__WHAT IS ASKED__.
Identify the line in which "Enumerate this screenshot's" appears, then reproduce that line and all remaining lines of the records word for word.

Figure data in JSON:
=======
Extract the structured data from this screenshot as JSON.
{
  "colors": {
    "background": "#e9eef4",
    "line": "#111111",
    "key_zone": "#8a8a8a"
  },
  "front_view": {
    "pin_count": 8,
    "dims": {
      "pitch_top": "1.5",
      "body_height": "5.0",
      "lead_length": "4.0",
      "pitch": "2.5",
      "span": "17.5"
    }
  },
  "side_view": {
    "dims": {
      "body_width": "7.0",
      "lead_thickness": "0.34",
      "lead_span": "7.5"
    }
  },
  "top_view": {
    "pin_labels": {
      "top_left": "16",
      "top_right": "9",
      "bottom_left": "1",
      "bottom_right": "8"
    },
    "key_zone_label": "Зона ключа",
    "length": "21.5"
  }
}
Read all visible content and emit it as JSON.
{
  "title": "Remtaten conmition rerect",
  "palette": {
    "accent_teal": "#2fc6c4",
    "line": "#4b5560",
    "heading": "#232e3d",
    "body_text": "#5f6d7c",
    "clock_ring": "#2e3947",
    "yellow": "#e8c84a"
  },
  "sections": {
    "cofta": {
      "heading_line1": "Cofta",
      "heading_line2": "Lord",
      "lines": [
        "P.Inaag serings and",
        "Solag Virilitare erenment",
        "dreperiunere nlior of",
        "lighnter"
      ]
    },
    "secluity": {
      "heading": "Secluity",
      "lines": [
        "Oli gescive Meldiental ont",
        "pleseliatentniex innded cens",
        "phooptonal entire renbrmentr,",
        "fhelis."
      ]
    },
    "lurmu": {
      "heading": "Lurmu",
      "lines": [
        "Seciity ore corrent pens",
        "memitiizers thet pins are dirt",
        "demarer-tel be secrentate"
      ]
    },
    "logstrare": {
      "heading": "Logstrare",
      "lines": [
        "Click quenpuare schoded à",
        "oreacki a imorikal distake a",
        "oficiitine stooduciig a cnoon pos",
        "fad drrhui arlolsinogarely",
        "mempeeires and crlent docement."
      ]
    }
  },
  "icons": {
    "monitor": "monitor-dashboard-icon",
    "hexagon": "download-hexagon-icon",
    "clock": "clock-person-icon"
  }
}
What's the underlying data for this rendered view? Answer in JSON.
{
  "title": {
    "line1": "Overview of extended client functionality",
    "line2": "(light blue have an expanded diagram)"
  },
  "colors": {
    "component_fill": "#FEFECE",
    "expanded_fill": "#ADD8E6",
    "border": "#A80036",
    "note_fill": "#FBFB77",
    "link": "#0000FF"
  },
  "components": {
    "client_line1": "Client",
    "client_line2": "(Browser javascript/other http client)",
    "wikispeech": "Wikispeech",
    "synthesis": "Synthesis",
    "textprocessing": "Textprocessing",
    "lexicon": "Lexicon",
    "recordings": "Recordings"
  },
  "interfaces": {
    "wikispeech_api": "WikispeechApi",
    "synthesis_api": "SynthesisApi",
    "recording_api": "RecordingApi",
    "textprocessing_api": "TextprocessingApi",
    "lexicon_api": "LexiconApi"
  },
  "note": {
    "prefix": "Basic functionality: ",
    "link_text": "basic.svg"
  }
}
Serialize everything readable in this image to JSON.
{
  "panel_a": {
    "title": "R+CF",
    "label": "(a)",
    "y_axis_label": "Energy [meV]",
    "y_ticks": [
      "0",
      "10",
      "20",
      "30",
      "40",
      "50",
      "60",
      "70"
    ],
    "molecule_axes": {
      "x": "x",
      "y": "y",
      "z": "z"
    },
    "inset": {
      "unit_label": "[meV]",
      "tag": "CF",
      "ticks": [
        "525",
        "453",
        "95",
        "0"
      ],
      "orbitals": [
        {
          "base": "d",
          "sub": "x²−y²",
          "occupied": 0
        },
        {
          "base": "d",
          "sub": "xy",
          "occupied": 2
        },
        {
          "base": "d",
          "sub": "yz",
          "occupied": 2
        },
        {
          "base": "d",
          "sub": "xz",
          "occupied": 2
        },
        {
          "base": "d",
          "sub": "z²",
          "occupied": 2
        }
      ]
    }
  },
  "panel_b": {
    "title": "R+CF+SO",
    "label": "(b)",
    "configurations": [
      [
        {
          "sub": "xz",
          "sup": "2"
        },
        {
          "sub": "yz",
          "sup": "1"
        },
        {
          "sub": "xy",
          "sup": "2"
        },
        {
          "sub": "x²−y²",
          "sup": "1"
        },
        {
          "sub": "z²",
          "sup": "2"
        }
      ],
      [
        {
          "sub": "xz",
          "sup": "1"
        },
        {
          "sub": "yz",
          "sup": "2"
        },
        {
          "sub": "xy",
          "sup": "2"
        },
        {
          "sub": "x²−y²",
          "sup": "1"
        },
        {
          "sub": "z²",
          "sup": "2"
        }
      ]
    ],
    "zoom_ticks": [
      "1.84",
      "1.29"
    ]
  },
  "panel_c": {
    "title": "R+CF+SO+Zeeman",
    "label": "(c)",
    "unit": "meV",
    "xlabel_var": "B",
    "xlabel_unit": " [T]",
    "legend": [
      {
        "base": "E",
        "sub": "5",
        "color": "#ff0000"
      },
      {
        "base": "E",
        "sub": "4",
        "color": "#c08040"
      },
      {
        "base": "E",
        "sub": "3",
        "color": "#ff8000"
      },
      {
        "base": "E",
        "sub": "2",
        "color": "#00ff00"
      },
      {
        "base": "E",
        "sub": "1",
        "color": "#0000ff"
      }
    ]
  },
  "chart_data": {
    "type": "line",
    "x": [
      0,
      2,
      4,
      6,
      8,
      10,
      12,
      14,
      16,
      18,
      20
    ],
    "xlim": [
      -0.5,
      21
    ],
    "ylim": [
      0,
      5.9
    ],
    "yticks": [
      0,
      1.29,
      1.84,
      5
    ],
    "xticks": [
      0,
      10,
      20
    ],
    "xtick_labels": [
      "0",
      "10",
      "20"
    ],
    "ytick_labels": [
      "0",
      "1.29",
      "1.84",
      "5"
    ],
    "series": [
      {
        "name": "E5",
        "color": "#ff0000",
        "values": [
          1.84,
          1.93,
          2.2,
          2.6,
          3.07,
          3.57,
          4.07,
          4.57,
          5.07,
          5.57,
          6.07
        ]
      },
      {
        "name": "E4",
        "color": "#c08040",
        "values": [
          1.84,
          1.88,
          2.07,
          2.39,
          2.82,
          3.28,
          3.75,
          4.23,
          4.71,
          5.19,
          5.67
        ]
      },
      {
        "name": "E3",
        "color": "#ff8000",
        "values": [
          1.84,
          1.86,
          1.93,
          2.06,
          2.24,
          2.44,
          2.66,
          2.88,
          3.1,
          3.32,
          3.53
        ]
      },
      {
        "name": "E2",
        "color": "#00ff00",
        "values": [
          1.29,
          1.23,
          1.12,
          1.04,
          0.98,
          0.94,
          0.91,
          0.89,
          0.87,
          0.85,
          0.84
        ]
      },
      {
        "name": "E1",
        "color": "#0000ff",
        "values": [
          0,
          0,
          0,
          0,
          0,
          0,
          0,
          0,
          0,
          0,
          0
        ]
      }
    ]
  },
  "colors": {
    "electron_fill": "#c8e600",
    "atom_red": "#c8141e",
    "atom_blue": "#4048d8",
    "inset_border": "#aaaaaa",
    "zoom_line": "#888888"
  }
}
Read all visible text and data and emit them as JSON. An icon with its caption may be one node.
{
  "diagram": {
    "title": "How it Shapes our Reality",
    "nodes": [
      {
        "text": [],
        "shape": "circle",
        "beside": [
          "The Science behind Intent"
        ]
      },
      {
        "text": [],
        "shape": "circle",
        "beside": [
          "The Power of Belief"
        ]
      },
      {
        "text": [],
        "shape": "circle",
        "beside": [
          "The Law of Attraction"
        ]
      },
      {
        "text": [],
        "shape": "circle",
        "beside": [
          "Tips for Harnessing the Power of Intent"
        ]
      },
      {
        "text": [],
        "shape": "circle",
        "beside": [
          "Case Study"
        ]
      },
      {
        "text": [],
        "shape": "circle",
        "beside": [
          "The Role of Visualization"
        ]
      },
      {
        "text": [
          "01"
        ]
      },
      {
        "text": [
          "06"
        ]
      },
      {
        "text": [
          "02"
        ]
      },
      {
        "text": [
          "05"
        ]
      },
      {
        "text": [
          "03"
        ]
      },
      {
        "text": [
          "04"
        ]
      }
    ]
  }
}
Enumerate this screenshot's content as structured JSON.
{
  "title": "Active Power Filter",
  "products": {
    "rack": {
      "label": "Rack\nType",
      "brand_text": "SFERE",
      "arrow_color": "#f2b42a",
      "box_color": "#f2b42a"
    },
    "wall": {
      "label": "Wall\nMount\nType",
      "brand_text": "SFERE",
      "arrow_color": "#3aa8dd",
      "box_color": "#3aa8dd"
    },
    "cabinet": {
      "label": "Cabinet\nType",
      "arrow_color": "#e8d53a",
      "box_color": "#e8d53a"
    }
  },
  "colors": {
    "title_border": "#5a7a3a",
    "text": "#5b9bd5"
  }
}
=======
__TASK RESULT__.
Enumerate this screenshot's content as structured JSON.
{
  "title": "Active Power Filter",
  "products": {
    "rack": {
      "label": "Rack\nType",
      "brand_text": "SFERE",
      "arrow_color": "#f2b42a",
      "box_color": "#f2b42a"
    },
    "wall": {
      "label": "Wall\nMount\nType",
      "brand_text": "SFERE",
      "arrow_color": "#3aa8dd",
      "box_color": "#3aa8dd"
    },
    "cabinet": {
      "label": "Cabinet\nType",
      "arrow_color": "#e8d53a",
      "box_color": "#e8d53a"
    }
  },
  "colors": {
    "title_border": "#5a7a3a",
    "text": "#5b9bd5"
  }
}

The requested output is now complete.